-- Extracted data entries --
----------------------------------------
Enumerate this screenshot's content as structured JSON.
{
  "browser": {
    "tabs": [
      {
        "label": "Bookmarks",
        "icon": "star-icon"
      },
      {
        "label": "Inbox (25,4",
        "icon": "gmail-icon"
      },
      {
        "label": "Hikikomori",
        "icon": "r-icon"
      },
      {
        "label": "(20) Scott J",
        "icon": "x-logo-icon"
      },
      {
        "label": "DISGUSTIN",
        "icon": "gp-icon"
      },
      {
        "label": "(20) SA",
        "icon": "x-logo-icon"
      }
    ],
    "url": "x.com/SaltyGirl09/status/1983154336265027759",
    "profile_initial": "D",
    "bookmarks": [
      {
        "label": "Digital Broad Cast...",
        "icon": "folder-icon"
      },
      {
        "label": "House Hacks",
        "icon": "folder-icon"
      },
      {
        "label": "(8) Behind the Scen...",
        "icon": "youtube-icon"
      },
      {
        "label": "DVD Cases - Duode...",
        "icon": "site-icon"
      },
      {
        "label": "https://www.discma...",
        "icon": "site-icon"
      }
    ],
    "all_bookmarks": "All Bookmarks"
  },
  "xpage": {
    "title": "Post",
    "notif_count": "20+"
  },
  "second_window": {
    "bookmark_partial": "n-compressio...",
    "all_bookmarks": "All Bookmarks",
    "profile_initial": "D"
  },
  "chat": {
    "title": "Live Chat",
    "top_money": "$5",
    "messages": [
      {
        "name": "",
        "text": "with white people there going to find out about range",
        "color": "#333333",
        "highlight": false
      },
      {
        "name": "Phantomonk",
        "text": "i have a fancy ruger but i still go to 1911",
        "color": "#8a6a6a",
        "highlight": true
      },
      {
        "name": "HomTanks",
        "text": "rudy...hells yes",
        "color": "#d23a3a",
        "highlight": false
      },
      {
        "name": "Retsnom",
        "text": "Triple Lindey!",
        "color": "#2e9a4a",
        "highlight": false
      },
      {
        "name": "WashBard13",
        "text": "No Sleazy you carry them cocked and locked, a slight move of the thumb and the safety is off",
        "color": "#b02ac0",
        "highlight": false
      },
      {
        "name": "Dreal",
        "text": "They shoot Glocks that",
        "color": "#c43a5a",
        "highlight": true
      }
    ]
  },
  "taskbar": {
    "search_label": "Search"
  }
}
----------------------------------------
-- SET TASK --
Quote each line above in full, word for word.

-- FINISHED EXERCISE --
Enumerate this screenshot's content as structured JSON.
{
  "browser": {
    "tabs": [
      {
        "label": "Bookmarks",
        "icon": "star-icon"
      },
      {
        "label": "Inbox (25,4",
        "icon": "gmail-icon"
      },
      {
        "label": "Hikikomori",
        "icon": "r-icon"
      },
      {
        "label": "(20) Scott J",
        "icon": "x-logo-icon"
      },
      {
        "label": "DISGUSTIN",
        "icon": "gp-icon"
      },
      {
        "label": "(20) SA",
        "icon": "x-logo-icon"
      }
    ],
    "url": "x.com/SaltyGirl09/status/1983154336265027759",
    "profile_initial": "D",
    "bookmarks": [
      {
        "label": "Digital Broad Cast...",
        "icon": "folder-icon"
      },
      {
        "label": "House Hacks",
        "icon": "folder-icon"
      },
      {
        "label": "(8) Behind the Scen...",
        "icon": "youtube-icon"
      },
      {
        "label": "DVD Cases - Duode...",
        "icon": "site-icon"
      },
      {
        "label": "https://www.discma...",
        "icon": "site-icon"
      }
    ],
    "all_bookmarks": "All Bookmarks"
  },
  "xpage": {
    "title": "Post",
    "notif_count": "20+"
  },
  "second_window": {
    "bookmark_partial": "n-compressio...",
    "all_bookmarks": "All Bookmarks",
    "profile_initial": "D"
  },
  "chat": {
    "title": "Live Chat",
    "top_money": "$5",
    "messages": [
      {
        "name": "",
        "text": "with white people there going to find out about range",
        "color": "#333333",
        "highlight": false
      },
      {
        "name": "Phantomonk",
        "text": "i have a fancy ruger but i still go to 1911",
        "color": "#8a6a6a",
        "highlight": true
      },
      {
        "name": "HomTanks",
        "text": "rudy...hells yes",
        "color": "#d23a3a",
        "highlight": false
      },
      {
        "name": "Retsnom",
        "text": "Triple Lindey!",
        "color": "#2e9a4a",
        "highlight": false
      },
      {
        "name": "WashBard13",
        "text": "No Sleazy you carry them cocked and locked, a slight move of the thumb and the safety is off",
        "color": "#b02ac0",
        "highlight": false
      },
      {
        "name": "Dreal",
        "text": "They shoot Glocks that",
        "color": "#c43a5a",
        "highlight": true
      }
    ]
  },
  "taskbar": {
    "search_label": "Search"
  }
}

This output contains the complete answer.